*DIRECTIONS*: Using the data below, gather each line that includes the word "управления".

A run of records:
=-=-=-=-=

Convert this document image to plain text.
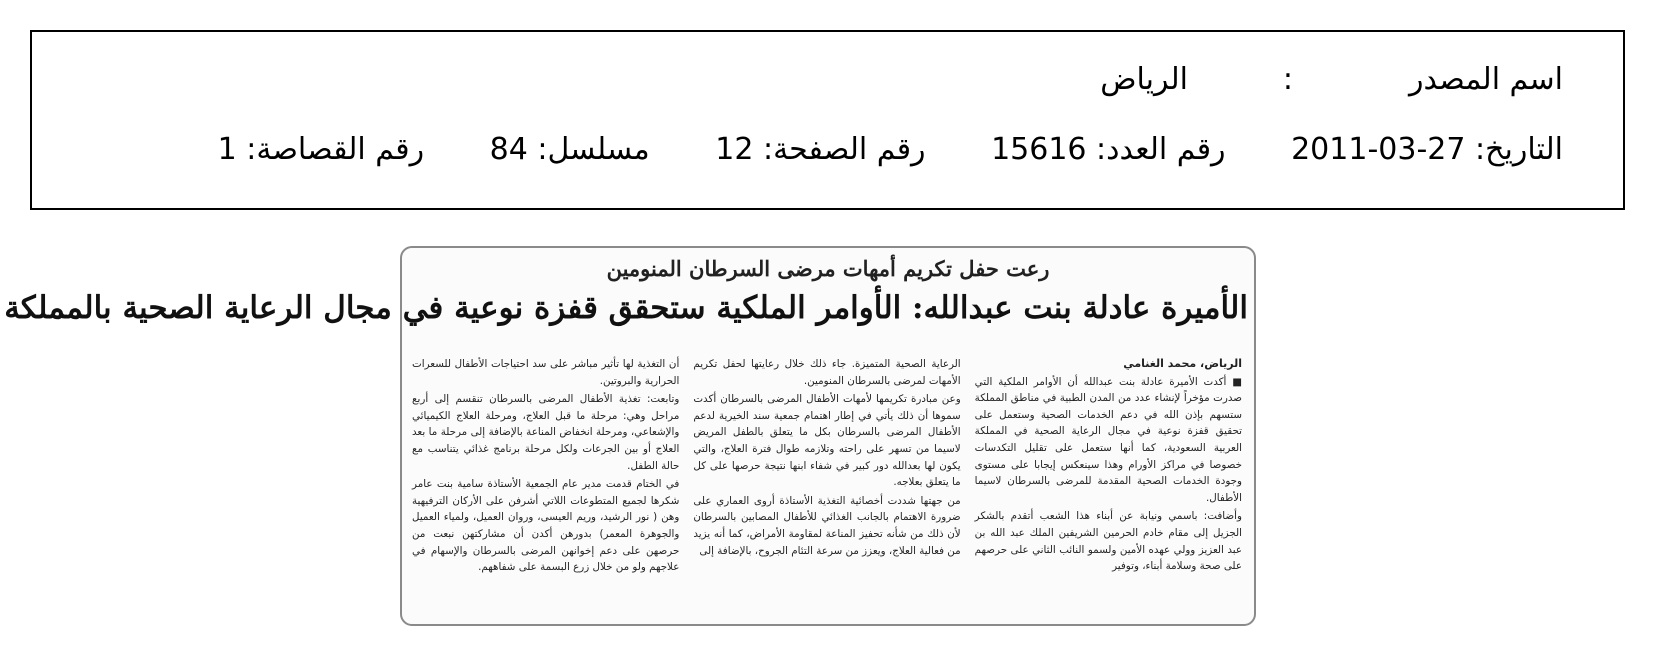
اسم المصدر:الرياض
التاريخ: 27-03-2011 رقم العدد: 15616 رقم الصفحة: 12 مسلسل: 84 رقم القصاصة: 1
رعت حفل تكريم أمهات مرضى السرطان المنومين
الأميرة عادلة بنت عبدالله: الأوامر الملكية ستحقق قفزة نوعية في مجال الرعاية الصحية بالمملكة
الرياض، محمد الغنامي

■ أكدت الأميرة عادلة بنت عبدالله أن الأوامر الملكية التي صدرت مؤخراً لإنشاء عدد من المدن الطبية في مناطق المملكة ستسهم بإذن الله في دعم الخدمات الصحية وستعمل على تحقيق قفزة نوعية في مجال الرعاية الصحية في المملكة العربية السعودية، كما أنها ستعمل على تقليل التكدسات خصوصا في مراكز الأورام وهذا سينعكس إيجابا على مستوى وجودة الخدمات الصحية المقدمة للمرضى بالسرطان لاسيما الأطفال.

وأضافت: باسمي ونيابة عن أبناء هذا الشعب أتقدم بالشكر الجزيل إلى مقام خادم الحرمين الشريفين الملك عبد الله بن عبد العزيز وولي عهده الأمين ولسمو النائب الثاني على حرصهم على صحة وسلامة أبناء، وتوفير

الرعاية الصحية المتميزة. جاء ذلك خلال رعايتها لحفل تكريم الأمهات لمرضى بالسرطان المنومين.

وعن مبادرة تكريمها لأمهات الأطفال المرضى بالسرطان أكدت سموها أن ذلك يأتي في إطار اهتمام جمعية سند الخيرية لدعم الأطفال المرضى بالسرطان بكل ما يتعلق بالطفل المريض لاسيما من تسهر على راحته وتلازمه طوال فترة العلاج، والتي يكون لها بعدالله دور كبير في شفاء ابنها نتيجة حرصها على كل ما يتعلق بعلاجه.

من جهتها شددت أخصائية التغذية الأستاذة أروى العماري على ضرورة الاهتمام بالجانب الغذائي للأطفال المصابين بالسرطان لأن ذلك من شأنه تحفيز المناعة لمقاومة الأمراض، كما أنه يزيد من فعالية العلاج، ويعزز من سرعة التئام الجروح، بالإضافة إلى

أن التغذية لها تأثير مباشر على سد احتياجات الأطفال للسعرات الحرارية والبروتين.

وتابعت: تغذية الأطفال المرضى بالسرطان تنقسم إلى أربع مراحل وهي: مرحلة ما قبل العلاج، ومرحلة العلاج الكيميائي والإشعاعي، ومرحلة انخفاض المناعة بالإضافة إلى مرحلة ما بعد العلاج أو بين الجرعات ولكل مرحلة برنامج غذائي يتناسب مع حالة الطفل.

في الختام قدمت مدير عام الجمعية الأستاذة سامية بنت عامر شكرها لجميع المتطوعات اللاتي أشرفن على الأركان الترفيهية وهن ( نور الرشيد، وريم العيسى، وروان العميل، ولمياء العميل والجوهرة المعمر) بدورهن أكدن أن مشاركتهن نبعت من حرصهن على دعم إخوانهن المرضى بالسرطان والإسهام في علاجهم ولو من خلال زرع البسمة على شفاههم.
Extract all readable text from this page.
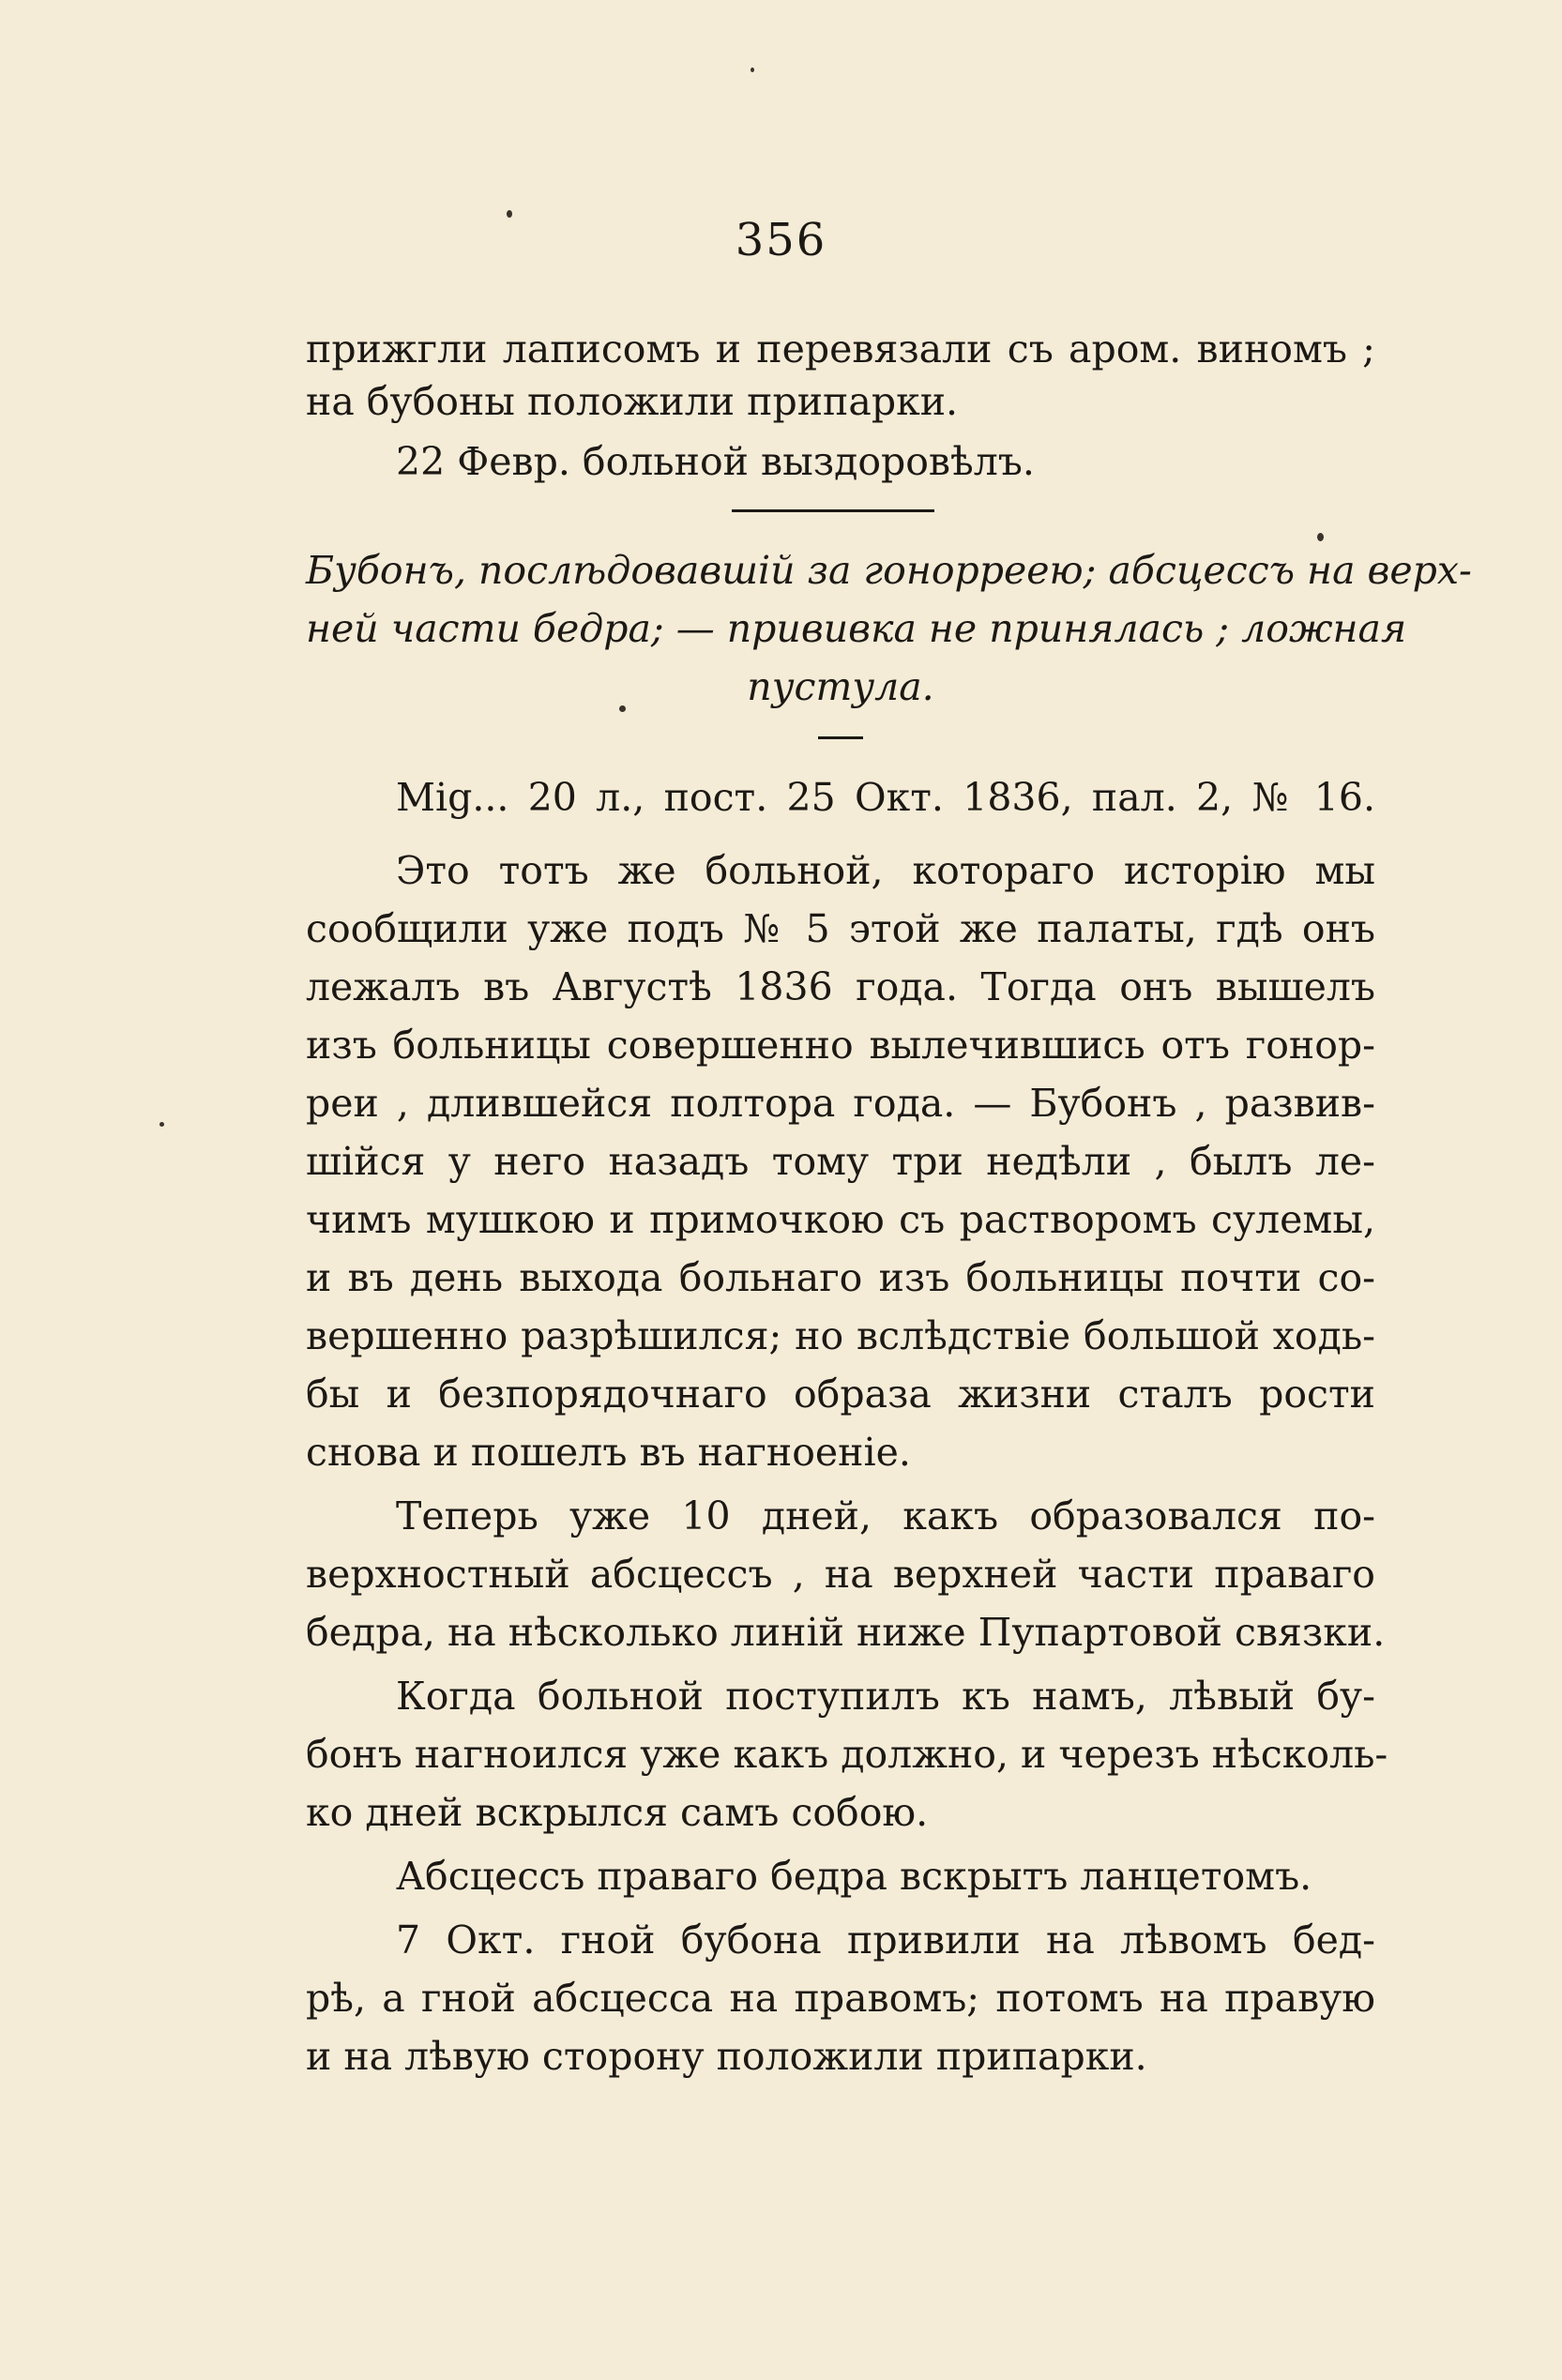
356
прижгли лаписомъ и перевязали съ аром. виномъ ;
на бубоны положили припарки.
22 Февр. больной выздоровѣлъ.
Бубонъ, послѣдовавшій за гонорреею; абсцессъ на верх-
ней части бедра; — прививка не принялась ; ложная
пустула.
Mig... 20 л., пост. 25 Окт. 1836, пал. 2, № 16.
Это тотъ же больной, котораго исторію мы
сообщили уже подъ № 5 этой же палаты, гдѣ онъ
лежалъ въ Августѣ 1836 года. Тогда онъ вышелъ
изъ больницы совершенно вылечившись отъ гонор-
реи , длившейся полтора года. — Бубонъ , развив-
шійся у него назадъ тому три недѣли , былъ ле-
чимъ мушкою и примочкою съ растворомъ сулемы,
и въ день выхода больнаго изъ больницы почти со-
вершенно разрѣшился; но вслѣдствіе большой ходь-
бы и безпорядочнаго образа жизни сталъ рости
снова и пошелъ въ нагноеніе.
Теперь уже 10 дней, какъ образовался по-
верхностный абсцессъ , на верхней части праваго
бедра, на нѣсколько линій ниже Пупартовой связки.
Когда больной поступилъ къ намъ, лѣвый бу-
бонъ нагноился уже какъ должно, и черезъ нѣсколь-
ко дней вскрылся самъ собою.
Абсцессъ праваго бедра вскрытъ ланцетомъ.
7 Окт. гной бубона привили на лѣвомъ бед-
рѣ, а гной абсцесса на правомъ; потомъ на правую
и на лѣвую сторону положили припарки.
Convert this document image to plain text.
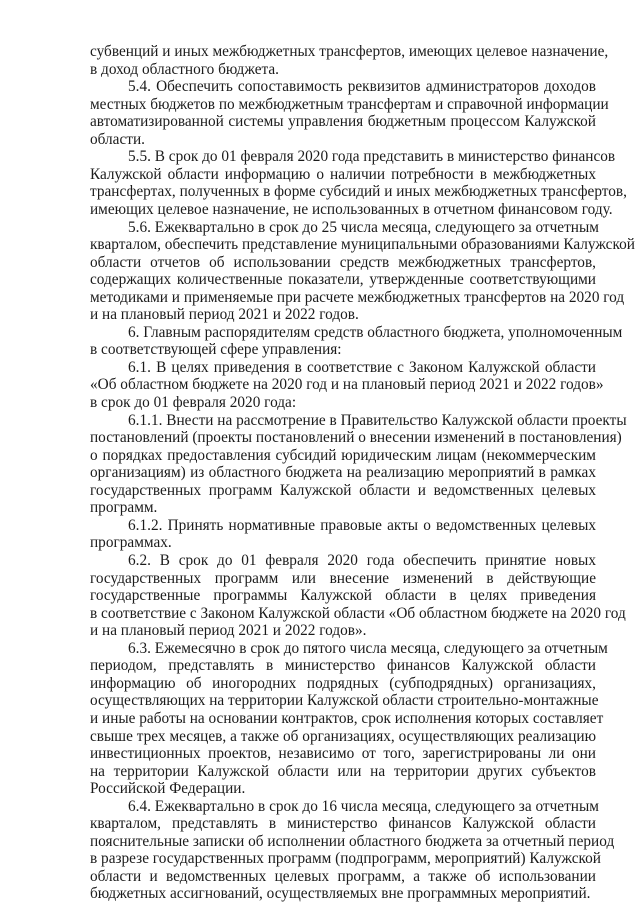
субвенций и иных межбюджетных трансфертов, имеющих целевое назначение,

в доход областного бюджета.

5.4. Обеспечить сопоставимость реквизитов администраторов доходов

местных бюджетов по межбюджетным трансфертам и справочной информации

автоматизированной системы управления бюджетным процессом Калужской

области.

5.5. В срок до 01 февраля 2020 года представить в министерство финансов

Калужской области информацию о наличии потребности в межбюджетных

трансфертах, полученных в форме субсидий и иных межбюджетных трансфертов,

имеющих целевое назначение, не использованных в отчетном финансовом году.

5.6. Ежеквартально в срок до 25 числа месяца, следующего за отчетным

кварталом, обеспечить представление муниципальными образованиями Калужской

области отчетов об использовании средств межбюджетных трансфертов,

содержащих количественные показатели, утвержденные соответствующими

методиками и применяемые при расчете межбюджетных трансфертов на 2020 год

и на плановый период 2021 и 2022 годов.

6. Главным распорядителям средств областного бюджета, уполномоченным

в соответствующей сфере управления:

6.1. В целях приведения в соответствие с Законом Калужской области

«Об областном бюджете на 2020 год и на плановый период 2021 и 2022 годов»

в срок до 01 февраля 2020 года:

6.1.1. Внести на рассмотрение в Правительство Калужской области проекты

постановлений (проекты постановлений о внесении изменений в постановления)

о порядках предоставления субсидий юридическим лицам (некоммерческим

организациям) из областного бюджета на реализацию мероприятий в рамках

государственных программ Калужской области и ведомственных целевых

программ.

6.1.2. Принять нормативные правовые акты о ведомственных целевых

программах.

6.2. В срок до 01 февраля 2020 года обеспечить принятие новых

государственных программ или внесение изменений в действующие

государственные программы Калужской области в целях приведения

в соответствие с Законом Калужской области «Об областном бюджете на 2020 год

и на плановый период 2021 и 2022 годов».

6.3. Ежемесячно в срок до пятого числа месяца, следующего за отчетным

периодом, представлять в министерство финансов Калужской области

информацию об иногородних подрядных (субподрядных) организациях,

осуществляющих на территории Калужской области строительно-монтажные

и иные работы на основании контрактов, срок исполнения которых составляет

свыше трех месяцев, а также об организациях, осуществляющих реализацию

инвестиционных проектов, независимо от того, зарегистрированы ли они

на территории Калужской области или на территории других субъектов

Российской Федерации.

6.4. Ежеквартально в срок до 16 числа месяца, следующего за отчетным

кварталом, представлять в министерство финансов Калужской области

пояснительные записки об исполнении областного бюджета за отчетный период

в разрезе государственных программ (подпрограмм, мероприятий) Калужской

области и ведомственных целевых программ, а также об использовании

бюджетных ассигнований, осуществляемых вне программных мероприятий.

=-=-=-=-=

*COMPLETE ANSWER*:
автоматизированной системы управления бюджетным процессом Калужской
в соответствующей сфере управления:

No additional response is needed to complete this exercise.